What to produce -> Please summarize the forum post about the salmon fry die-off in two sentences.

Extract provided ->
----------------

24hourcampfire.com
24hourcampfire.com
-->
Previous Thread
Next Thread
Print Thread
Hop To
Page 1 of 3 1 2 3
Joined: Sep 2011
Posts: 45,203
Likes: 18
Valsdad Offline OP
Campfire 'Bwana
OP Offline
Campfire 'Bwana
Joined: Sep 2011
Posts: 45,203
Likes: 18
Dumb fuggs, and that's a nice way of expressing my feelings (and my wife's) towards the person(s) responsible for releasing nearly a million chinook salmon fry from a new hatchery built above one of the dams to be removed this summer.

No, the turbidity didn't kill them, a problem known as "gas bubble disease", basically the bends for fish, did them in. They sent the fish down a tunnel at Iron Gate Dam, which is like sending a diver down under pressure, and then when the fish come up the pressurized nitrogen in their blood causes trauma.

Direct from CDFW webpage:

Quote
he California Department of Fish and Wildlife (CDFW) announced today that fall-run Chinook salmon fry released for the first time from its Fall Creek Fish Hatchery in Siskiyou County are presumed to have succumbed to gas bubble disease in the Klamath River.

On Monday, Feb. 26, CDFW released approximately 830,000 fall-run Chinook salmon fry into Fall Creek, a tributary of the Klamath River above Iron Gate Dam. The fish were hatched at CDFW’s new, $35 million, state-of-the-art Fall Creek Fish Hatchery, which represents California’s long-term commitment to supporting and restoring both Chinook and coho salmon runs on an undammed Klamath River.

The salmon fry experienced a large mortality based on monitoring data downstream. Indications are the cause of mortality is gas bubble disease that likely occurred as the fry migrated though the Iron Gate Dam tunnel, old infrastructure that is targeted for removal along with the Iron Gate Dam itself later this year. Gas bubble disease results from environmental or physical trauma often associated with severe pressure change.

There is no indication the mortality is associated with other Klamath River water quality conditions such as turbidity and dissolved oxygen, which were reading at suitable levels on Feb. 26 and the days prior to release. The visual appearance of the dead fry detected by monitoring equipment points to gas bubble disease. Monitoring equipment documented other healthy yearling coho and Chinook salmon that came from downstream of the dam.

The problems associated with the Iron Gate Dam tunnel are temporary and yet another sad reminder of how the Klamath River dams have harmed salmon runs for generations. CDFW will plan all future salmon releases below Iron Gate Dam until this infrastructure is removed. Poor habitat conditions caused by the dams and other circumstances such as this are reasons why CDFW conducts releases of hatchery fish at various life stages.

https://wildlife.ca.gov/News/Archiv...ubble-disease-in-klamath-river#gsc.tab=0

There's other news articles out there I haven't looked at yet. My wife found this one. Y'all are welcome to check the others out.

Some of you might recall I made my second career raising and diagnosing fish disease, transporting juvenile salmon, and some other endangered fishes. To say this pisses me off is a gross understatement.

----------------

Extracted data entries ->
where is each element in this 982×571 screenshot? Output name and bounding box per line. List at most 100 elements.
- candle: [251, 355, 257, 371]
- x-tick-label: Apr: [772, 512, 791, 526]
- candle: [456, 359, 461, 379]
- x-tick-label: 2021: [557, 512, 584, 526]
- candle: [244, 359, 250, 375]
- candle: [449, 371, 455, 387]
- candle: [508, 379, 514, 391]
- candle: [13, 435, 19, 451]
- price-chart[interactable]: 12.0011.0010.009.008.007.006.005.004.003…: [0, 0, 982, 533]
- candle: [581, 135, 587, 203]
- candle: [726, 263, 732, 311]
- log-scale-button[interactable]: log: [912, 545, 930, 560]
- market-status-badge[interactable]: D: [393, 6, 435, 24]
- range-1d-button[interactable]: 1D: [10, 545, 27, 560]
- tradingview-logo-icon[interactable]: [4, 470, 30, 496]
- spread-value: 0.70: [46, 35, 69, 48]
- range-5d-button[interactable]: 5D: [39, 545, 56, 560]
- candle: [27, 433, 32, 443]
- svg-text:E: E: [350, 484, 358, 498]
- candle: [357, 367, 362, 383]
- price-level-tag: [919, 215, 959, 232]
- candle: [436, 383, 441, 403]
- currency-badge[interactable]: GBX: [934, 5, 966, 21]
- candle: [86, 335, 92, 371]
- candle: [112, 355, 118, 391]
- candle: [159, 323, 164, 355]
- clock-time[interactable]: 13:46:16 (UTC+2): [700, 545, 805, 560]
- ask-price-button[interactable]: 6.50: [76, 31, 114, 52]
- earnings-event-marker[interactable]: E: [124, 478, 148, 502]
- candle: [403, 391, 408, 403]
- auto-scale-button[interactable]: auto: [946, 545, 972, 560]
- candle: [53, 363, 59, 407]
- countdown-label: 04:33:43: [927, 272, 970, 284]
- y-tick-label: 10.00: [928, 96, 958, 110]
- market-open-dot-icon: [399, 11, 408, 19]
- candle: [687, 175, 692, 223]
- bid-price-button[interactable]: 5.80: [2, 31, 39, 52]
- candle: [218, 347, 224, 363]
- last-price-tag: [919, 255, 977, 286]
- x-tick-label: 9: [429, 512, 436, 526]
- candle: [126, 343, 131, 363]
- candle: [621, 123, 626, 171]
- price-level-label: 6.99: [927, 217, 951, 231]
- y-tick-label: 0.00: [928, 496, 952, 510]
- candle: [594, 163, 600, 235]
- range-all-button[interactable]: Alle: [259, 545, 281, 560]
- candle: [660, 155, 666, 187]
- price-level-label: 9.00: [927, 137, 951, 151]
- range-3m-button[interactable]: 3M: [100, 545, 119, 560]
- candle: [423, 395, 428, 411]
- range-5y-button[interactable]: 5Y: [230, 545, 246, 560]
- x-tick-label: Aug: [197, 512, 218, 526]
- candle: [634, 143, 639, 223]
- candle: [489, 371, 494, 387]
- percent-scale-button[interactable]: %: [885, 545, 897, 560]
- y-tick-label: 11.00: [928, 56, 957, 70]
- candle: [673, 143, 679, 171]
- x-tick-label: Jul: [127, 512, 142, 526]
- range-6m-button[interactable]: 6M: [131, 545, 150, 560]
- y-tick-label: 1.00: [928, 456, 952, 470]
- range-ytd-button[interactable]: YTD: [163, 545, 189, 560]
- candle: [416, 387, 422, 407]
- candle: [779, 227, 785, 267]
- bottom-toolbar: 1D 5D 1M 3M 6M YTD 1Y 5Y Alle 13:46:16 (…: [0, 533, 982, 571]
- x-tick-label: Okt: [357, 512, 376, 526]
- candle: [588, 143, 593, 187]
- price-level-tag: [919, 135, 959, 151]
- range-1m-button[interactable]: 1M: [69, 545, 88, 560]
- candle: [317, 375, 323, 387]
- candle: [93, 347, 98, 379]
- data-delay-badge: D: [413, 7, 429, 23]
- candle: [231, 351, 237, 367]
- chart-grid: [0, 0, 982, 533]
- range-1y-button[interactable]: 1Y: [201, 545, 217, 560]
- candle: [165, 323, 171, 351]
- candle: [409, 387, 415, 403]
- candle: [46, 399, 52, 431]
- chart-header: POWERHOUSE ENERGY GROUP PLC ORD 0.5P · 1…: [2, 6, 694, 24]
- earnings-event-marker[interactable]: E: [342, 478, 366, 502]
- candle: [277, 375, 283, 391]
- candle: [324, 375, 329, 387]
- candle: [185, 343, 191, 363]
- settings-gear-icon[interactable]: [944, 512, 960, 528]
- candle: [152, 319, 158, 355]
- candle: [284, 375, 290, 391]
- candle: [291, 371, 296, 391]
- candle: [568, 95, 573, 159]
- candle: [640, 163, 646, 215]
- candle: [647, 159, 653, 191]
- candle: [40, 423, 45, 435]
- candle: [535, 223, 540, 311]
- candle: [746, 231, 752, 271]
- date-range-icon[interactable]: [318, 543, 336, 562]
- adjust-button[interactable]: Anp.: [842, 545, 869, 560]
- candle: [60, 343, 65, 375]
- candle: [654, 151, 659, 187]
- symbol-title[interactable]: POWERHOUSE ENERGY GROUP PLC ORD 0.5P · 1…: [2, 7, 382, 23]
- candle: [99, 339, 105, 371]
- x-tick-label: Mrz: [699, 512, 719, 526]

----------------

Exercise result -> A forum poster condemns the release of about 830,000 fall-run Chinook salmon fry from CDFW's new Fall Creek Fish Hatchery above Iron Gate Dam. CDFW says the fry are presumed to have died of gas bubble disease, likely while passing through the dam's tunnel, and that it will release future salmon below Iron Gate Dam until that infrastructure is removed, while the poster, who worked in fish disease and salmon transport, is deeply angered.